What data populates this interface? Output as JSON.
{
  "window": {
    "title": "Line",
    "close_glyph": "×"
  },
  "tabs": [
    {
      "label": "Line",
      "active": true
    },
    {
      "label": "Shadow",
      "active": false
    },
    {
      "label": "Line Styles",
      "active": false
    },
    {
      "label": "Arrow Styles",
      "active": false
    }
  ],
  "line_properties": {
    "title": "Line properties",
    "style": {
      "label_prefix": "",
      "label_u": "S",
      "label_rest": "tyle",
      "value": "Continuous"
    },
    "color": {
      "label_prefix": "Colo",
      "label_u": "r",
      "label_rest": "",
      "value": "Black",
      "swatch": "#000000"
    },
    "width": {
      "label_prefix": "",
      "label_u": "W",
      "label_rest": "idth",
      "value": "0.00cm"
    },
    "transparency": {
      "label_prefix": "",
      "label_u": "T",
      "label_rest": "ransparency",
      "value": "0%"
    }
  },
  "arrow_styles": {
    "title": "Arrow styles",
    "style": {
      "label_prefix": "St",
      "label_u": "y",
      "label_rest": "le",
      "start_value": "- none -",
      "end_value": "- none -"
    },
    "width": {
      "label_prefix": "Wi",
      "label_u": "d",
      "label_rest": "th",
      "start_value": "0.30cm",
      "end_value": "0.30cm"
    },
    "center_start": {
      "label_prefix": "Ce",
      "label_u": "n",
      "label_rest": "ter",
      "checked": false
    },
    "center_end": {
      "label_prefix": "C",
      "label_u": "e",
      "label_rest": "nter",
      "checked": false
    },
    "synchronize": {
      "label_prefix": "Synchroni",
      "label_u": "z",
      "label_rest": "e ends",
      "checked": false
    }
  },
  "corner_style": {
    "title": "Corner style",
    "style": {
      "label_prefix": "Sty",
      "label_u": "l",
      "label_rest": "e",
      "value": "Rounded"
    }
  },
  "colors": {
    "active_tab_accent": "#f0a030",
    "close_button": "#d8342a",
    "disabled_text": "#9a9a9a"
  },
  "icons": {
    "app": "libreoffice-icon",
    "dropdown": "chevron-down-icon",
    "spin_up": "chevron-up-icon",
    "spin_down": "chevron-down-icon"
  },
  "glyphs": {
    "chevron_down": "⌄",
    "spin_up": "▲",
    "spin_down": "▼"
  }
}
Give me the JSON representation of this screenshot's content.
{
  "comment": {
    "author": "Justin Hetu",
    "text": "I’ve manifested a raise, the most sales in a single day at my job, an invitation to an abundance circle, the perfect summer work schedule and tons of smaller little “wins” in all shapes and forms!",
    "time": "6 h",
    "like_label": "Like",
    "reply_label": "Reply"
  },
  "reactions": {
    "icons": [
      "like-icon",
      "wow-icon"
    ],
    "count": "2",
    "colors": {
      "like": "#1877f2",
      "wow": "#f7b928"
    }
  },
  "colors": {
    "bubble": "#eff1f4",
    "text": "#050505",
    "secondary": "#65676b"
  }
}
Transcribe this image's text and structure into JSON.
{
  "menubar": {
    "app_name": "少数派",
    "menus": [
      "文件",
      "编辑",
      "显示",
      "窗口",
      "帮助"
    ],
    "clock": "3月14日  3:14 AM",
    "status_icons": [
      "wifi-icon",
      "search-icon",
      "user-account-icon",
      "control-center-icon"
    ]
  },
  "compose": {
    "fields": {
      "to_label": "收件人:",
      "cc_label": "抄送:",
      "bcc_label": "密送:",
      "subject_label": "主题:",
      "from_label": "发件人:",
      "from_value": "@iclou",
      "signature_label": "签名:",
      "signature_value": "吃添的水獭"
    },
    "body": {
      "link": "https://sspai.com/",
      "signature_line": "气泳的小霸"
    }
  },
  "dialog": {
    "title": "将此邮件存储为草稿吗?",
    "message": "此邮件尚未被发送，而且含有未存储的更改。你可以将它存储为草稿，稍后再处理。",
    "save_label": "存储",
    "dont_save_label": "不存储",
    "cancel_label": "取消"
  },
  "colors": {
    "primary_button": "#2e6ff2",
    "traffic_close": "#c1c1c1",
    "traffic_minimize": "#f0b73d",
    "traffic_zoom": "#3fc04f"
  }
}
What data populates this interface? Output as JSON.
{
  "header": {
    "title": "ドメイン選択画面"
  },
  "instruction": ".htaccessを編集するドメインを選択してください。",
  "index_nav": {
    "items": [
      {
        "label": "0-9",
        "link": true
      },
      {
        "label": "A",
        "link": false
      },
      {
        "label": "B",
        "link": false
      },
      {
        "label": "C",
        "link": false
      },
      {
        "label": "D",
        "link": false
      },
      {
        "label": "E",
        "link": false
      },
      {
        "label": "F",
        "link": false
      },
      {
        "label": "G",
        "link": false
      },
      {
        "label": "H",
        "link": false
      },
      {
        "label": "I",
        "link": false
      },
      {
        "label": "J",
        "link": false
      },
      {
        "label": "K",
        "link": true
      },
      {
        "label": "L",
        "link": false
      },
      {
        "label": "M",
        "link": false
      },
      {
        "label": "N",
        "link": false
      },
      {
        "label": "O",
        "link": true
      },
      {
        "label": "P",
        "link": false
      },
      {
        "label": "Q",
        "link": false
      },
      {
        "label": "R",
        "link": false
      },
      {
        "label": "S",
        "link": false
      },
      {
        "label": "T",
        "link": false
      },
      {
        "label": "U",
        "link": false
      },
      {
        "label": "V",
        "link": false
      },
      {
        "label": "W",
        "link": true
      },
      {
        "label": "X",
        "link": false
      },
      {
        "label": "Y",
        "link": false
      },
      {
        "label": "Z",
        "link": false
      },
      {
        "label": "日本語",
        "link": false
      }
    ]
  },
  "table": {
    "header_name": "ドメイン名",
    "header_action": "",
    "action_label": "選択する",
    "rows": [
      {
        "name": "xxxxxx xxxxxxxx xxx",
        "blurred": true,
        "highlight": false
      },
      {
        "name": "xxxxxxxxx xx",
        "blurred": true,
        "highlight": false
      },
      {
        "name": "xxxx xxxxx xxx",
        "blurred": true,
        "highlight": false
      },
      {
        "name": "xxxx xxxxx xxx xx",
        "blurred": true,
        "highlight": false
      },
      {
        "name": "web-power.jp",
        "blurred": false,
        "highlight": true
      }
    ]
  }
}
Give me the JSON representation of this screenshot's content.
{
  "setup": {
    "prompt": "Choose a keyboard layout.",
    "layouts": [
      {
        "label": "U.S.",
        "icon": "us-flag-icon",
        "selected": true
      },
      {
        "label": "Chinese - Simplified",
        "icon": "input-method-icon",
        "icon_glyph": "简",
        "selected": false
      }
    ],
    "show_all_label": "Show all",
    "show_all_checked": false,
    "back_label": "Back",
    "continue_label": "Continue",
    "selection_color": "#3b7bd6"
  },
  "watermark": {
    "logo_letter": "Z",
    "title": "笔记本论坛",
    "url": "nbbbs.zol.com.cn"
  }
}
◇ ◇ ◇
What the task requires: All of the entries must be written out exactly as they stand.

Reply to the exercise:
What data populates this interface? Output as JSON.
{
  "window": {
    "title": "Line",
    "close_glyph": "×"
  },
  "tabs": [
    {
      "label": "Line",
      "active": true
    },
    {
      "label": "Shadow",
      "active": false
    },
    {
      "label": "Line Styles",
      "active": false
    },
    {
      "label": "Arrow Styles",
      "active": false
    }
  ],
  "line_properties": {
    "title": "Line properties",
    "style": {
      "label_prefix": "",
      "label_u": "S",
      "label_rest": "tyle",
      "value": "Continuous"
    },
    "color": {
      "label_prefix": "Colo",
      "label_u": "r",
      "label_rest": "",
      "value": "Black",
      "swatch": "#000000"
    },
    "width": {
      "label_prefix": "",
      "label_u": "W",
      "label_rest": "idth",
      "value": "0.00cm"
    },
    "transparency": {
      "label_prefix": "",
      "label_u": "T",
      "label_rest": "ransparency",
      "value": "0%"
    }
  },
  "arrow_styles": {
    "title": "Arrow styles",
    "style": {
      "label_prefix": "St",
      "label_u": "y",
      "label_rest": "le",
      "start_value": "- none -",
      "end_value": "- none -"
    },
    "width": {
      "label_prefix": "Wi",
      "label_u": "d",
      "label_rest": "th",
      "start_value": "0.30cm",
      "end_value": "0.30cm"
    },
    "center_start": {
      "label_prefix": "Ce",
      "label_u": "n",
      "label_rest": "ter",
      "checked": false
    },
    "center_end": {
      "label_prefix": "C",
      "label_u": "e",
      "label_rest": "nter",
      "checked": false
    },
    "synchronize": {
      "label_prefix": "Synchroni",
      "label_u": "z",
      "label_rest": "e ends",
      "checked": false
    }
  },
  "corner_style": {
    "title": "Corner style",
    "style": {
      "label_prefix": "Sty",
      "label_u": "l",
      "label_rest": "e",
      "value": "Rounded"
    }
  },
  "colors": {
    "active_tab_accent": "#f0a030",
    "close_button": "#d8342a",
    "disabled_text": "#9a9a9a"
  },
  "icons": {
    "app": "libreoffice-icon",
    "dropdown": "chevron-down-icon",
    "spin_up": "chevron-up-icon",
    "spin_down": "chevron-down-icon"
  },
  "glyphs": {
    "chevron_down": "⌄",
    "spin_up": "▲",
    "spin_down": "▼"
  }
}
Give me the JSON representation of this screenshot's content.
{
  "comment": {
    "author": "Justin Hetu",
    "text": "I’ve manifested a raise, the most sales in a single day at my job, an invitation to an abundance circle, the perfect summer work schedule and tons of smaller little “wins” in all shapes and forms!",
    "time": "6 h",
    "like_label": "Like",
    "reply_label": "Reply"
  },
  "reactions": {
    "icons": [
      "like-icon",
      "wow-icon"
    ],
    "count": "2",
    "colors": {
      "like": "#1877f2",
      "wow": "#f7b928"
    }
  },
  "colors": {
    "bubble": "#eff1f4",
    "text": "#050505",
    "secondary": "#65676b"
  }
}
Transcribe this image's text and structure into JSON.
{
  "menubar": {
    "app_name": "少数派",
    "menus": [
      "文件",
      "编辑",
      "显示",
      "窗口",
      "帮助"
    ],
    "clock": "3月14日  3:14 AM",
    "status_icons": [
      "wifi-icon",
      "search-icon",
      "user-account-icon",
      "control-center-icon"
    ]
  },
  "compose": {
    "fields": {
      "to_label": "收件人:",
      "cc_label": "抄送:",
      "bcc_label": "密送:",
      "subject_label": "主题:",
      "from_label": "发件人:",
      "from_value": "@iclou",
      "signature_label": "签名:",
      "signature_value": "吃添的水獭"
    },
    "body": {
      "link": "https://sspai.com/",
      "signature_line": "气泳的小霸"
    }
  },
  "dialog": {
    "title": "将此邮件存储为草稿吗?",
    "message": "此邮件尚未被发送，而且含有未存储的更改。你可以将它存储为草稿，稍后再处理。",
    "save_label": "存储",
    "dont_save_label": "不存储",
    "cancel_label": "取消"
  },
  "colors": {
    "primary_button": "#2e6ff2",
    "traffic_close": "#c1c1c1",
    "traffic_minimize": "#f0b73d",
    "traffic_zoom": "#3fc04f"
  }
}
What data populates this interface? Output as JSON.
{
  "header": {
    "title": "ドメイン選択画面"
  },
  "instruction": ".htaccessを編集するドメインを選択してください。",
  "index_nav": {
    "items": [
      {
        "label": "0-9",
        "link": true
      },
      {
        "label": "A",
        "link": false
      },
      {
        "label": "B",
        "link": false
      },
      {
        "label": "C",
        "link": false
      },
      {
        "label": "D",
        "link": false
      },
      {
        "label": "E",
        "link": false
      },
      {
        "label": "F",
        "link": false
      },
      {
        "label": "G",
        "link": false
      },
      {
        "label": "H",
        "link": false
      },
      {
        "label": "I",
        "link": false
      },
      {
        "label": "J",
        "link": false
      },
      {
        "label": "K",
        "link": true
      },
      {
        "label": "L",
        "link": false
      },
      {
        "label": "M",
        "link": false
      },
      {
        "label": "N",
        "link": false
      },
      {
        "label": "O",
        "link": true
      },
      {
        "label": "P",
        "link": false
      },
      {
        "label": "Q",
        "link": false
      },
      {
        "label": "R",
        "link": false
      },
      {
        "label": "S",
        "link": false
      },
      {
        "label": "T",
        "link": false
      },
      {
        "label": "U",
        "link": false
      },
      {
        "label": "V",
        "link": false
      },
      {
        "label": "W",
        "link": true
      },
      {
        "label": "X",
        "link": false
      },
      {
        "label": "Y",
        "link": false
      },
      {
        "label": "Z",
        "link": false
      },
      {
        "label": "日本語",
        "link": false
      }
    ]
  },
  "table": {
    "header_name": "ドメイン名",
    "header_action": "",
    "action_label": "選択する",
    "rows": [
      {
        "name": "xxxxxx xxxxxxxx xxx",
        "blurred": true,
        "highlight": false
      },
      {
        "name": "xxxxxxxxx xx",
        "blurred": true,
        "highlight": false
      },
      {
        "name": "xxxx xxxxx xxx",
        "blurred": true,
        "highlight": false
      },
      {
        "name": "xxxx xxxxx xxx xx",
        "blurred": true,
        "highlight": false
      },
      {
        "name": "web-power.jp",
        "blurred": false,
        "highlight": true
      }
    ]
  }
}
Give me the JSON representation of this screenshot's content.
{
  "setup": {
    "prompt": "Choose a keyboard layout.",
    "layouts": [
      {
        "label": "U.S.",
        "icon": "us-flag-icon",
        "selected": true
      },
      {
        "label": "Chinese - Simplified",
        "icon": "input-method-icon",
        "icon_glyph": "简",
        "selected": false
      }
    ],
    "show_all_label": "Show all",
    "show_all_checked": false,
    "back_label": "Back",
    "continue_label": "Continue",
    "selection_color": "#3b7bd6"
  },
  "watermark": {
    "logo_letter": "Z",
    "title": "笔记本论坛",
    "url": "nbbbs.zol.com.cn"
  }
}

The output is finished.